__INSTRUCTION__.
Report every line in the listing that contains the string "welding".

[Stored records]
····················

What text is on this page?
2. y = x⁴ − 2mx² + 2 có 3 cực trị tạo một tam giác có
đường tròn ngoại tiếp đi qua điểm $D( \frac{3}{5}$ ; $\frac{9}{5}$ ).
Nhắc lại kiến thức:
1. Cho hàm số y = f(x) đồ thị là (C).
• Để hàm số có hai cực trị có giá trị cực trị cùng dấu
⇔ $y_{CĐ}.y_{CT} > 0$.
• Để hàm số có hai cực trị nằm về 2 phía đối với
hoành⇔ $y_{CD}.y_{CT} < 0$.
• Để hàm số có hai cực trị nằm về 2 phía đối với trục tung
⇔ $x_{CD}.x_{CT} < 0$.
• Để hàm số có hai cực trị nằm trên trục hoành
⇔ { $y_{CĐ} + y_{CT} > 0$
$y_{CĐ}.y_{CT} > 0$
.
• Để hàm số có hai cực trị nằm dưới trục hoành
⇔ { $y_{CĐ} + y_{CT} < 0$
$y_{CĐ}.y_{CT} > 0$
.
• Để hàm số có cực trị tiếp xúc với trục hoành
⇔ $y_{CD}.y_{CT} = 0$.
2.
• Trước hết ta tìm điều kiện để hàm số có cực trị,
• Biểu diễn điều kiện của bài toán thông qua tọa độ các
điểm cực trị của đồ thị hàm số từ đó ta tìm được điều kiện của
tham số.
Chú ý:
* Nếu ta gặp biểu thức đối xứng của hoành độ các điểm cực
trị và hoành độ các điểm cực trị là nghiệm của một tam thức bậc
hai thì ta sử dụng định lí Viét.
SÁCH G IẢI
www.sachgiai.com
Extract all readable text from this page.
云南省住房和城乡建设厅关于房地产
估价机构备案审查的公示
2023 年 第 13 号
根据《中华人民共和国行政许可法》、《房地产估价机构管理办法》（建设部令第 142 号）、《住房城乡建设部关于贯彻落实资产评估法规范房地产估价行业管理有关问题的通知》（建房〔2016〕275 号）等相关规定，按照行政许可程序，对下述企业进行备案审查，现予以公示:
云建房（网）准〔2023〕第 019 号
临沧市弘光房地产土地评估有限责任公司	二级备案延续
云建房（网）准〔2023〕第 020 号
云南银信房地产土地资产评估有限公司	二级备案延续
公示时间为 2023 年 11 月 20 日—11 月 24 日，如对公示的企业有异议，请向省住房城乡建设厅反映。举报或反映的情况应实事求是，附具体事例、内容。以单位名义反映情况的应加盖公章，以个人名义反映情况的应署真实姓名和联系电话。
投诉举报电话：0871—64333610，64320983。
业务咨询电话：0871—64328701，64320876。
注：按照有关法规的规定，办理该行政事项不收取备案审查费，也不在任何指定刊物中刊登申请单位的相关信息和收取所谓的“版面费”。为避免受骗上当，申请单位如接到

····················

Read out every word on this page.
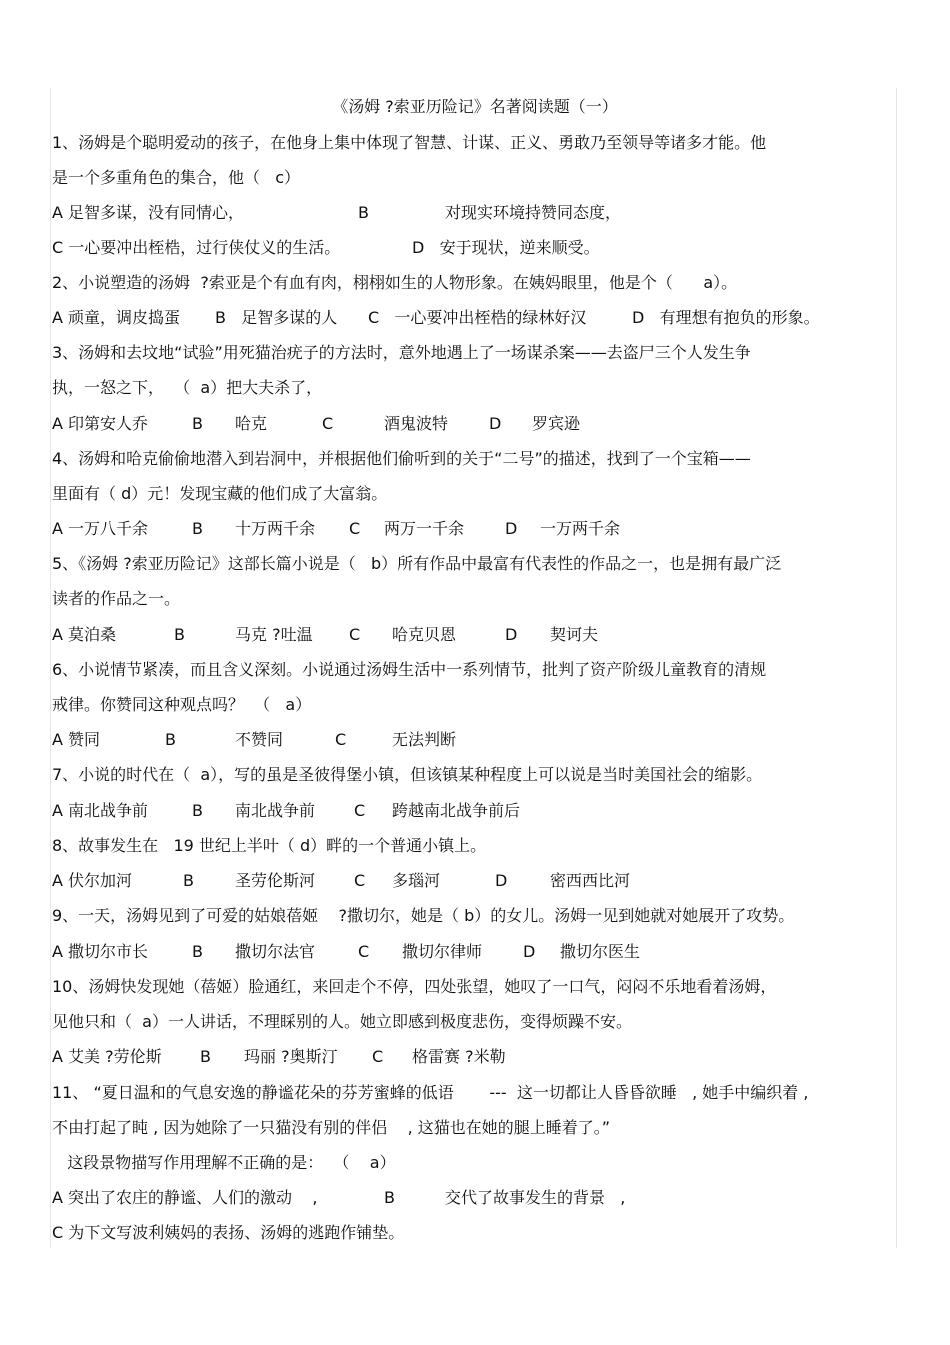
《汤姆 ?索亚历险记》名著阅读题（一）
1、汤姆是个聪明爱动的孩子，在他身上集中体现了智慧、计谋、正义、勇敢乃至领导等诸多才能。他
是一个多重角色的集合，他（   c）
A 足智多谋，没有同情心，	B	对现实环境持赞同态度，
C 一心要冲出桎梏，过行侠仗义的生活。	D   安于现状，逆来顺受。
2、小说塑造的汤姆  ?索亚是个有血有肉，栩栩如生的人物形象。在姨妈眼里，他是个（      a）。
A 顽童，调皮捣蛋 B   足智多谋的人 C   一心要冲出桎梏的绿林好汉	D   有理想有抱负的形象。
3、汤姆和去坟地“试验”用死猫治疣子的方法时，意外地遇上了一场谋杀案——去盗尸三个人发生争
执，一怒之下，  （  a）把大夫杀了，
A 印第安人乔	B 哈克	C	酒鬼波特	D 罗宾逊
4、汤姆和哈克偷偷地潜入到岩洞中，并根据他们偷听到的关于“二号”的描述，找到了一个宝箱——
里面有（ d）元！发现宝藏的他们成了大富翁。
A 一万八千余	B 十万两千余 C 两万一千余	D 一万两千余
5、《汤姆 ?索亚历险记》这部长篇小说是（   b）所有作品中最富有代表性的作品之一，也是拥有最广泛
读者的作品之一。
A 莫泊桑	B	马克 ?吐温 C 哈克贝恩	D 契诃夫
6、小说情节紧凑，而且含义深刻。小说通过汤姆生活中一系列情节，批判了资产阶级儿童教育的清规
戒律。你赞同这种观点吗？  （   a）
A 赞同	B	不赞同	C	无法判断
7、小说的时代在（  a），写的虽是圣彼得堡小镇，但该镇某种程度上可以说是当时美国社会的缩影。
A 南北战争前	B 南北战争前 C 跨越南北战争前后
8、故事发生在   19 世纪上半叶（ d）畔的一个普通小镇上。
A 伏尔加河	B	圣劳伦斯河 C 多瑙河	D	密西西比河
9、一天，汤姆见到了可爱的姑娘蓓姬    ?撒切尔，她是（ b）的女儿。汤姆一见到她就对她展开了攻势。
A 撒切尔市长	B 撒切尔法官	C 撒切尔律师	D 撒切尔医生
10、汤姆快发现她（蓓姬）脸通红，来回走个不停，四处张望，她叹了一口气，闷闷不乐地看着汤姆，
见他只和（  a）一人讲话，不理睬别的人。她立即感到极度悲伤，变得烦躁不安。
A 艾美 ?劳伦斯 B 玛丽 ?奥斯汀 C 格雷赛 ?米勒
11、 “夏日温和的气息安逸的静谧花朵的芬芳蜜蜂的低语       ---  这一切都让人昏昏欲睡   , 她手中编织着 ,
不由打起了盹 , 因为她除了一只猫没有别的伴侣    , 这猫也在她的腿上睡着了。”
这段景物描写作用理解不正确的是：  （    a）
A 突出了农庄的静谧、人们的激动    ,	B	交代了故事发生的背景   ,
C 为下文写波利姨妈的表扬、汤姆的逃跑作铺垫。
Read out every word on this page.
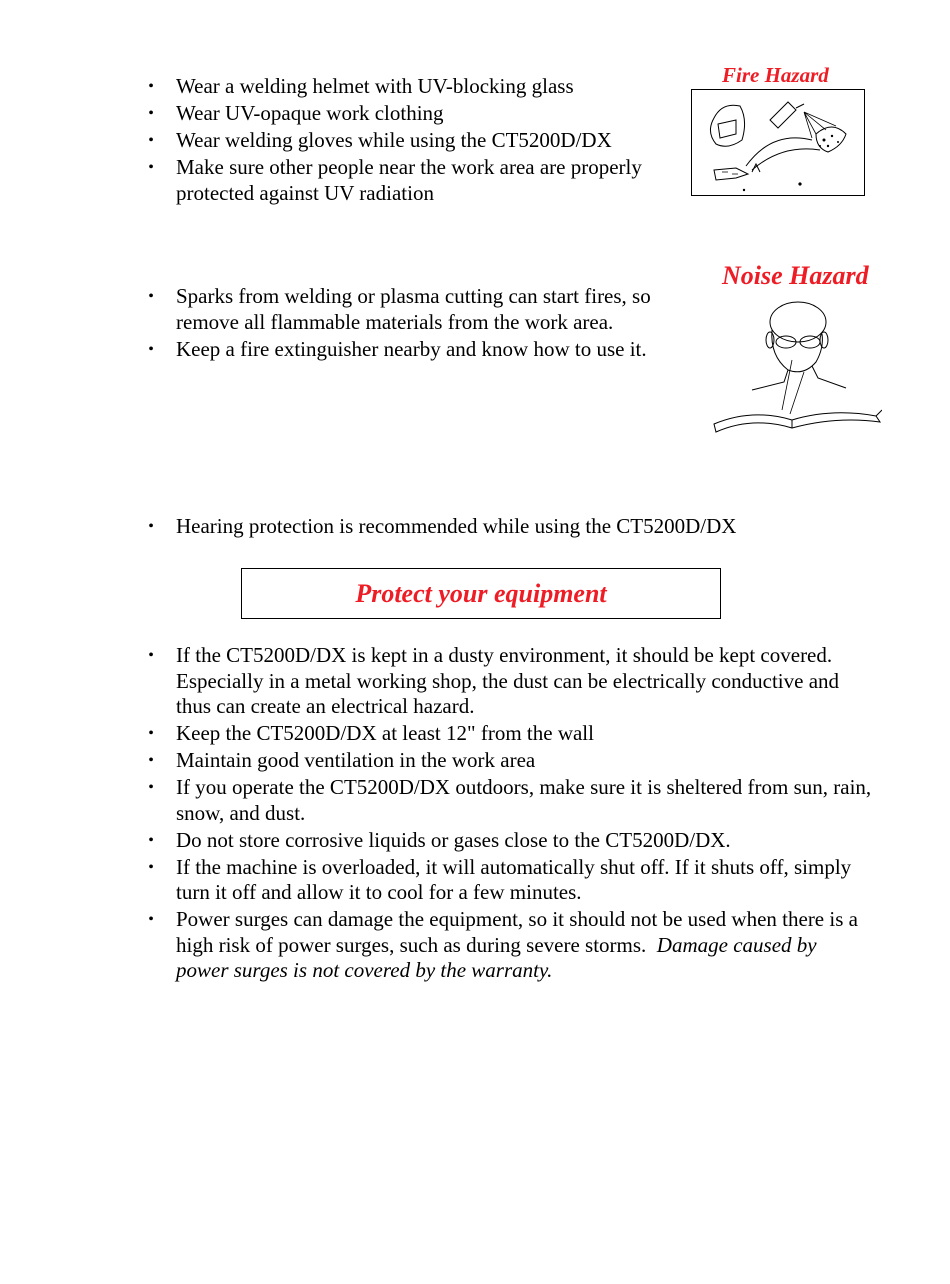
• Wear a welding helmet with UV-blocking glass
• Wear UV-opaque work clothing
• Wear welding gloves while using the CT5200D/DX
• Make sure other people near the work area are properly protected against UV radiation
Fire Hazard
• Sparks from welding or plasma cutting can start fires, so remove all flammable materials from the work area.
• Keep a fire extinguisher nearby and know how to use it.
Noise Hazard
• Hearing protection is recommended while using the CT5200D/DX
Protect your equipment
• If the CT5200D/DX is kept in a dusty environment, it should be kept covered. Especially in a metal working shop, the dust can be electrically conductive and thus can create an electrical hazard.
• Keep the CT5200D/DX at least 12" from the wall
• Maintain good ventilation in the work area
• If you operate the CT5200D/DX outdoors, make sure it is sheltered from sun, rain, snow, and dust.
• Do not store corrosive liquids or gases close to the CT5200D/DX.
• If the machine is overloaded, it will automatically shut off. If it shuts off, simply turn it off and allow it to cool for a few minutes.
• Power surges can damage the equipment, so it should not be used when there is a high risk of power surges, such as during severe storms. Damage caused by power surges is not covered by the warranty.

····················

__CORRECT RESPONSE__.
• Wear a welding helmet with UV-blocking glass
• Wear welding gloves while using the CT5200D/DX
• Sparks from welding or plasma cutting can start fires, so remove all flammable materials from the work area.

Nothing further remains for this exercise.